Given exercise a:
Using the software safety excerpt, explain why safety requirements should be developed for the software requirements specification.

220.127.116.11 SOFTWARE REQUIREMENTS SPECIFICATION DEVELOPMENT
During the software requirements specification development, the system-level requirements allocated to software are analyzed and documented as software requirements. Test planning is begun, with a method for verifying each requirement identified and included in a preliminary test plan. Risks are identified and risk management control mechanisms are established. Two software safety tasks shall be performed in this phase of the software development life cycle:
a. Development of software safety requirements.
b. Analysis of the software requirements for potential hazards.
The successful development of safety requirements for the software requirements specification is essential to developing safe software and allows for safety to be built into the software early in the life cycle while it is relatively inexpensive. The process of development of software safety requirements involves analysis of system safety requirements, hardware, software, and user interfaces, and areas of system performance where software is a potential cause of a hazard or supports control of a hazard identified by the system safety analyses. These system requirements, interfaces, and areas of performance shall be analyzed to develop the software requirements necessary to ensure that the related hazards are properly resolved. The developed software safety requirements shall become part of the software requirements specification. The software safety requirements shall be consistent with the precedence specified in Section 102.f of NHB 1700.1 (V1-B) and the Risk Assessment approach specified in Section 108 of NHB 1700.1 (V1-B). The software safety requirements analysis shall follow the requirements given in Section 3.4.1.
18.104.22.168 SOFTWARE ARCHITECTURAL DESIGN
The software architectural design process develops the high-level design that will implement the software requirements. All software safety requirements developed in Section 22.214.171.124 shall be incorporated into the high-level software design as part of this process. The design process shall include identification of safety design features and methods (e.g., inhibits, traps, interlocks, and assertions) that will be used throughout the software to implement the software safety requirements. Safety-specific coding standards will also be developed that identify requirements for annotation of safety-critical code and limitation on use of certain language features that can reduce software safety. After allocation of the software safety requirements to the software design, component level Safety-Critical Computer Software Components (SCCSCs) shall be identified. These are all software components that implement software safety requirements or components that interface with SCCSCs that can affect their output.
During this phase, test planning to verify the correct implementation of the software safety requirements shall be completed. This planning shall include identification of tests that will be used to verify all software safety requirements and evaluate the correct response of the software to potential hazards. The safety activity shall review for concurrence the test plan.
Analysis shall be performed on the architectural design and test plan in accordance with Section 3.4.2.

Box annotation data:
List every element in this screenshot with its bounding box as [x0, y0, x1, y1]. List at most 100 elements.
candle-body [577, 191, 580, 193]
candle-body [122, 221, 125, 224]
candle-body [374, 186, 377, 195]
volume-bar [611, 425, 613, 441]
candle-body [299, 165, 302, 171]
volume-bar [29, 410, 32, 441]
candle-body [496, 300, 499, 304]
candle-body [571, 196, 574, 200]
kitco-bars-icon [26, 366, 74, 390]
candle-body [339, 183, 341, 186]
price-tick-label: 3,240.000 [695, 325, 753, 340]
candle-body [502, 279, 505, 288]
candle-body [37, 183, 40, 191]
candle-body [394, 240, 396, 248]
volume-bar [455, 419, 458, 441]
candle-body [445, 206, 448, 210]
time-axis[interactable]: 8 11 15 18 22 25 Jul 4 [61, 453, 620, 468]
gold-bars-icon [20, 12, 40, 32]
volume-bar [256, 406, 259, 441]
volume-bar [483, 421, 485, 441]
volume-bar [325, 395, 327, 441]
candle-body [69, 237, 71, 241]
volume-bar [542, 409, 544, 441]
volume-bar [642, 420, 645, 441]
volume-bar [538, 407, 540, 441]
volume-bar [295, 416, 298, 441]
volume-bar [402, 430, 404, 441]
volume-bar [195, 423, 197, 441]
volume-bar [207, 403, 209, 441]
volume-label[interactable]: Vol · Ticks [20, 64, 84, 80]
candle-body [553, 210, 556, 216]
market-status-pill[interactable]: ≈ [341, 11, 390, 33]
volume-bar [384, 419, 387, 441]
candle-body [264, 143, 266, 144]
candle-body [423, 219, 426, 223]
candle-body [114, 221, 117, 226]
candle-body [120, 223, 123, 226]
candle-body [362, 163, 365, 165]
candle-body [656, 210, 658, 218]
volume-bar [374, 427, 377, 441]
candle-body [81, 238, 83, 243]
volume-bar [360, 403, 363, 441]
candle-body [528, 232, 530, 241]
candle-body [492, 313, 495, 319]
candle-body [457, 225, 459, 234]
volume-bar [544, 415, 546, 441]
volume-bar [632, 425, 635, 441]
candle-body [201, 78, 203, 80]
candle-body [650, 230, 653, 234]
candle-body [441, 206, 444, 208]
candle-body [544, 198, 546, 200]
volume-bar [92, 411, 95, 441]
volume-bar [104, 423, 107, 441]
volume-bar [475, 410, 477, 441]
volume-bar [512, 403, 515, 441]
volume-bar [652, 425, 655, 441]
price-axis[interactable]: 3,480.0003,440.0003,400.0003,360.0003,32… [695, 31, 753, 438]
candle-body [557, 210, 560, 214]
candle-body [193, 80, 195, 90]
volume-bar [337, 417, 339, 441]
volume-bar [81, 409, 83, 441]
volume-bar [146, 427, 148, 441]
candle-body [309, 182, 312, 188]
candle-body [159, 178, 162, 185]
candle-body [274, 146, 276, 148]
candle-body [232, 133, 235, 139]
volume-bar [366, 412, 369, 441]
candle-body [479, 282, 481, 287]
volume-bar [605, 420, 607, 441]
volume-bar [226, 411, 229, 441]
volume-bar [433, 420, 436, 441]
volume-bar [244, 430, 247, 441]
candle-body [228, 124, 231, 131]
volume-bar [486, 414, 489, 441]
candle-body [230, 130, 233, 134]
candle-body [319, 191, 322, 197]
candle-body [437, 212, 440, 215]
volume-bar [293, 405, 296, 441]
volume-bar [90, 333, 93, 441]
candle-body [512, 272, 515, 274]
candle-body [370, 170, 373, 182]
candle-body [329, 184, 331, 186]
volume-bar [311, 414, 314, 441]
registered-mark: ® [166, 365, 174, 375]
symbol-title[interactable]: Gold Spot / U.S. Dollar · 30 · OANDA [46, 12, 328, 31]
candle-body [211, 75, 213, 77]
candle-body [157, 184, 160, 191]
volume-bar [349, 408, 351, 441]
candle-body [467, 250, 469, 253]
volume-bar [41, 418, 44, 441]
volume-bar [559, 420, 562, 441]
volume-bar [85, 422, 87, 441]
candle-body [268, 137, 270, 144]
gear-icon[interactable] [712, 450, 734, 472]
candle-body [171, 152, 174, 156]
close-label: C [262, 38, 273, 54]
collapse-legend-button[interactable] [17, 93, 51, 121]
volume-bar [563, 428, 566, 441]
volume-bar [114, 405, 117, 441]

Given exercise b:
List every line in the entries that contains the string "price". Case counts.

Expected answer a:
Developing these safety requirements is essential to producing safe software. It also lets safety be built into the software early in the life cycle, while doing so is still relatively inexpensive.

Expected answer b:
price-tick-label: 3,240.000 [695, 325, 753, 340]
price-axis[interactable]: 3,480.0003,440.0003,400.0003,360.0003,32… [695, 31, 753, 438]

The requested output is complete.